- Objective
Which rows below contain the word "Parents"? Pick out each one and copy it in full.

********

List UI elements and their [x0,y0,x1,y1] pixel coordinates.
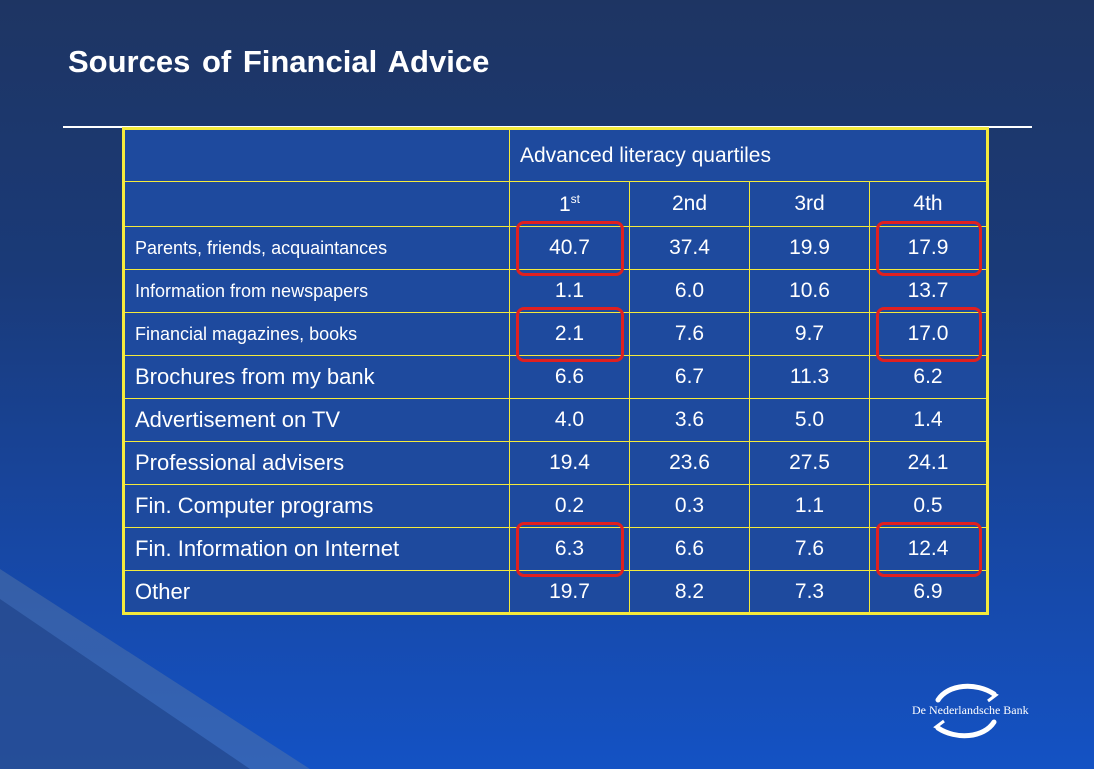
table-row: Financial magazines, books 2.1 7.6 9.7 17.0 [123,312,988,356]
table-row: Professional advisers 19.4 23.6 27.5 24.1 [123,441,988,485]
table-row: Advertisement on TV 4.0 3.6 5.0 1.4 [123,398,988,442]
table-header-quartile-row: 1st 2nd 3rd 4th [123,181,988,227]
value-cell: 17.0 [869,312,988,356]
value-cell: 6.6 [509,355,630,399]
value-cell: 4.0 [509,398,630,442]
value-cell: 40.7 [509,226,630,270]
value-cell: 9.7 [749,312,870,356]
quartile-header-1: 1st [509,181,630,227]
value-cell: 0.3 [629,484,750,528]
row-label: Advertisement on TV [123,398,510,442]
row-label: Fin. Computer programs [123,484,510,528]
table-row: Information from newspapers 1.1 6.0 10.6 13.… [123,269,988,313]
bank-name: De Nederlandsche Bank [912,703,1029,717]
value-cell: 37.4 [629,226,750,270]
value-cell: 7.3 [749,570,870,614]
value-cell: 1.1 [749,484,870,528]
value-cell: 27.5 [749,441,870,485]
value-cell: 7.6 [629,312,750,356]
row-label: Other [123,570,510,614]
row-label: Professional advisers [123,441,510,485]
value-cell: 19.9 [749,226,870,270]
value-cell: 2.1 [509,312,630,356]
value-cell: 0.5 [869,484,988,528]
table-row: Parents, friends, acquaintances 40.7 37.4 1… [123,226,988,270]
value-cell: 5.0 [749,398,870,442]
row-label: Information from newspapers [123,269,510,313]
row-label: Parents, friends, acquaintances [123,226,510,270]
row-label: Fin. Information on Internet [123,527,510,571]
value-cell: 6.3 [509,527,630,571]
table-row: Other 19.7 8.2 7.3 6.9 [123,570,988,614]
value-cell: 6.7 [629,355,750,399]
quartile-header-2: 2nd [629,181,750,227]
dnb-logo-icon [933,683,999,739]
value-cell: 12.4 [869,527,988,571]
row-label: Financial magazines, books [123,312,510,356]
value-cell: 7.6 [749,527,870,571]
value-cell: 1.4 [869,398,988,442]
value-cell: 11.3 [749,355,870,399]
quartile-header-3: 3rd [749,181,870,227]
value-cell: 23.6 [629,441,750,485]
value-cell: 8.2 [629,570,750,614]
value-cell: 6.2 [869,355,988,399]
table-row: Fin. Information on Internet 6.3 6.6 7.6 12.… [123,527,988,571]
value-cell: 10.6 [749,269,870,313]
empty-header-cell [123,181,510,227]
table-header-group-row: Advanced literacy quartiles [123,128,988,182]
table-row: Fin. Computer programs 0.2 0.3 1.1 0.5 [123,484,988,528]
value-cell: 6.0 [629,269,750,313]
empty-header-cell [123,128,510,182]
value-cell: 6.6 [629,527,750,571]
value-cell: 24.1 [869,441,988,485]
row-label: Brochures from my bank [123,355,510,399]
value-cell: 6.9 [869,570,988,614]
advice-sources-table: Advanced literacy quartiles 1st 2nd 3rd … [122,127,989,615]
value-cell: 13.7 [869,269,988,313]
value-cell: 19.7 [509,570,630,614]
value-cell: 17.9 [869,226,988,270]
value-cell: 19.4 [509,441,630,485]
quartiles-group-header: Advanced literacy quartiles [509,128,988,182]
value-cell: 0.2 [509,484,630,528]
page-title: Sources of Financial Advice [68,44,490,79]
value-cell: 1.1 [509,269,630,313]
quartile-header-4: 4th [869,181,988,227]
table-row: Brochures from my bank 6.6 6.7 11.3 6.2 [123,355,988,399]
value-cell: 3.6 [629,398,750,442]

********

- Expected output
table-row: Parents, friends, acquaintances 40.7 37.4 1… [123,226,988,270]
row-label: Parents, friends, acquaintances [123,226,510,270]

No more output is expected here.